● DATA FOR THIS EXERCISE

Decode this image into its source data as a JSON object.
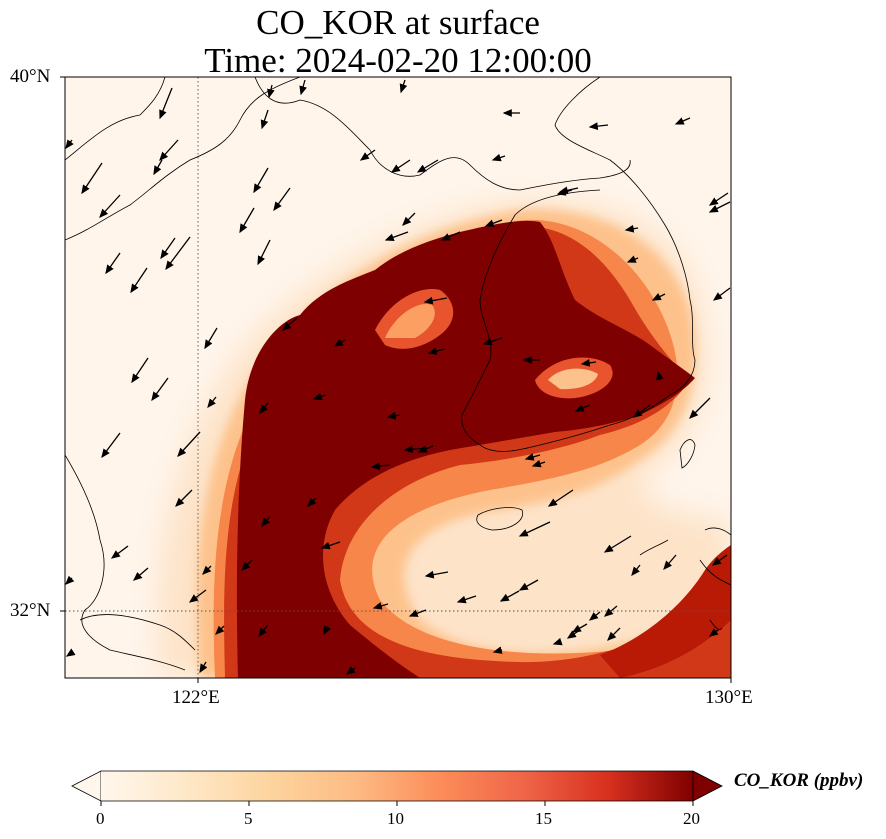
{
  "title": {
    "line1": "CO_KOR at surface",
    "line2": "Time: 2024-02-20 12:00:00"
  },
  "map": {
    "lat_ticks": [
      "40°N",
      "32°N"
    ],
    "lon_ticks": [
      "122°E",
      "130°E"
    ],
    "lon_range": [
      120,
      130
    ],
    "lat_range": [
      31,
      40
    ],
    "gridlines": "dotted",
    "field_colors": [
      "#fff5eb",
      "#fdd4a8",
      "#fb9f63",
      "#e8542d",
      "#b81a05",
      "#7f0000"
    ],
    "vector_field": "wind-arrows"
  },
  "colorbar": {
    "label": "CO_KOR (ppbv)",
    "ticks": [
      "0",
      "5",
      "10",
      "15",
      "20"
    ],
    "range": [
      0,
      20
    ],
    "extend": "both",
    "colormap": "OrRd"
  }
}
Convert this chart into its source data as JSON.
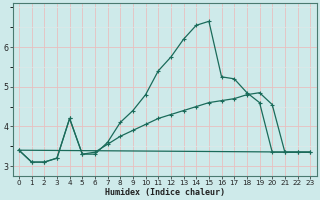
{
  "xlabel": "Humidex (Indice chaleur)",
  "bg_color": "#ceeaea",
  "grid_major_color": "#e8c0c0",
  "grid_minor_color": "#dde8e8",
  "line_color": "#1a6b5a",
  "x_values": [
    0,
    1,
    2,
    3,
    4,
    5,
    6,
    7,
    8,
    9,
    10,
    11,
    12,
    13,
    14,
    15,
    16,
    17,
    18,
    19,
    20,
    21,
    22,
    23
  ],
  "curve1": [
    3.4,
    3.1,
    3.1,
    3.2,
    4.2,
    3.3,
    3.3,
    3.6,
    4.1,
    4.4,
    4.8,
    5.4,
    5.75,
    6.2,
    6.55,
    6.65,
    5.25,
    5.2,
    4.85,
    4.6,
    3.35,
    3.35,
    3.35,
    3.35
  ],
  "curve2": [
    3.4,
    3.1,
    3.1,
    3.2,
    4.2,
    3.3,
    3.35,
    3.55,
    3.75,
    3.9,
    4.05,
    4.2,
    4.3,
    4.4,
    4.5,
    4.6,
    4.65,
    4.7,
    4.8,
    4.85,
    4.55,
    3.35,
    3.35,
    3.35
  ],
  "curve3_x": [
    0,
    23
  ],
  "curve3_y": [
    3.4,
    3.35
  ],
  "ylim": [
    2.75,
    7.1
  ],
  "xlim": [
    -0.5,
    23.5
  ],
  "yticks": [
    3,
    4,
    5,
    6
  ],
  "xticks": [
    0,
    1,
    2,
    3,
    4,
    5,
    6,
    7,
    8,
    9,
    10,
    11,
    12,
    13,
    14,
    15,
    16,
    17,
    18,
    19,
    20,
    21,
    22,
    23
  ],
  "tick_fontsize": 5.2,
  "xlabel_fontsize": 6.0
}
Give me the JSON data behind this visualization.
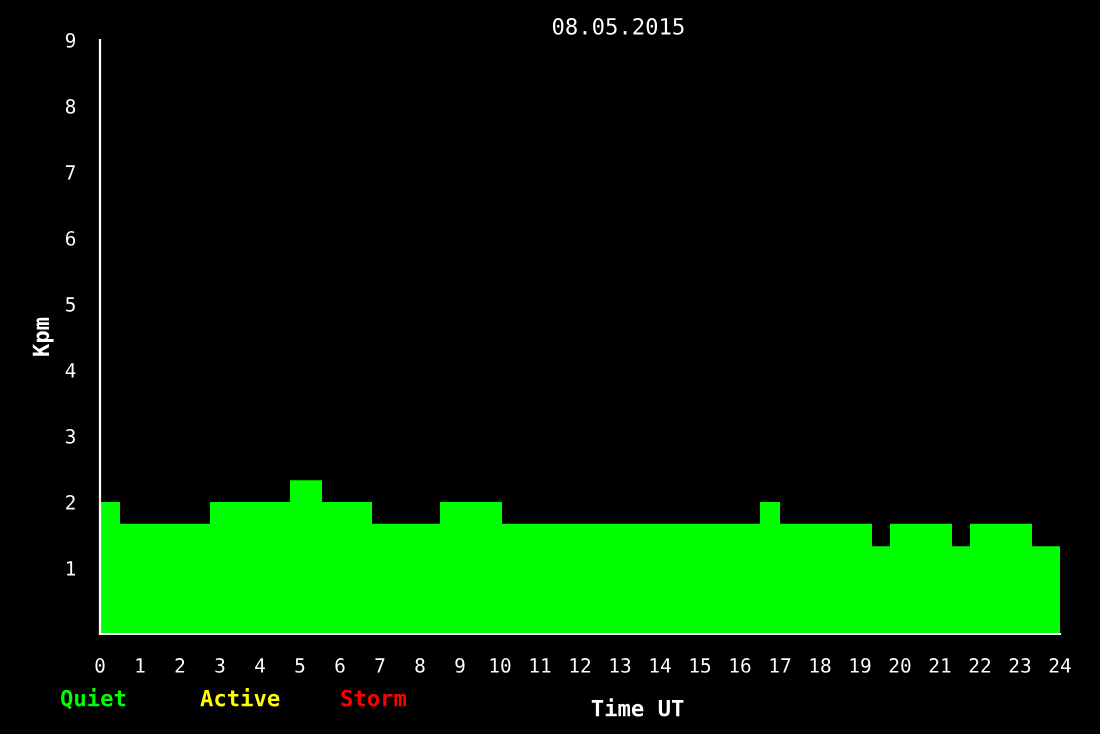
{
  "chart_data": {
    "type": "histogram",
    "title": "08.05.2015",
    "xlabel": "Time UT",
    "ylabel": "Kpm",
    "annotations": [
      "Quiet",
      "Active",
      "Storm"
    ],
    "bins": [
      0,
      0.5,
      2.75,
      4.75,
      5.55,
      6.8,
      8.5,
      10.05,
      16.5,
      17.0,
      19.3,
      19.75,
      21.3,
      21.75,
      23.3,
      24
    ],
    "values": [
      2,
      1.67,
      2,
      2.33,
      2,
      1.67,
      2,
      1.67,
      2,
      1.67,
      1.33,
      1.67,
      1.33,
      1.67,
      1.33
    ],
    "color": "#00ff00",
    "xlim": [
      0,
      24
    ],
    "ylim": [
      0,
      9
    ],
    "xticks": [
      0,
      1,
      2,
      3,
      4,
      5,
      6,
      7,
      8,
      9,
      10,
      11,
      12,
      13,
      14,
      15,
      16,
      17,
      18,
      19,
      20,
      21,
      22,
      23,
      24
    ],
    "yticks": [
      1,
      2,
      3,
      4,
      5,
      6,
      7,
      8,
      9
    ],
    "grid": false,
    "legend": false
  }
}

● JOB
Filter the entries down to the lines with the word "JSON" in them.

● EXERCISE OUTPUT
Decode this image into its source data as a JSON object.
Convert this chart into its source data as JSON.
Give me the JSON data behind this visualization.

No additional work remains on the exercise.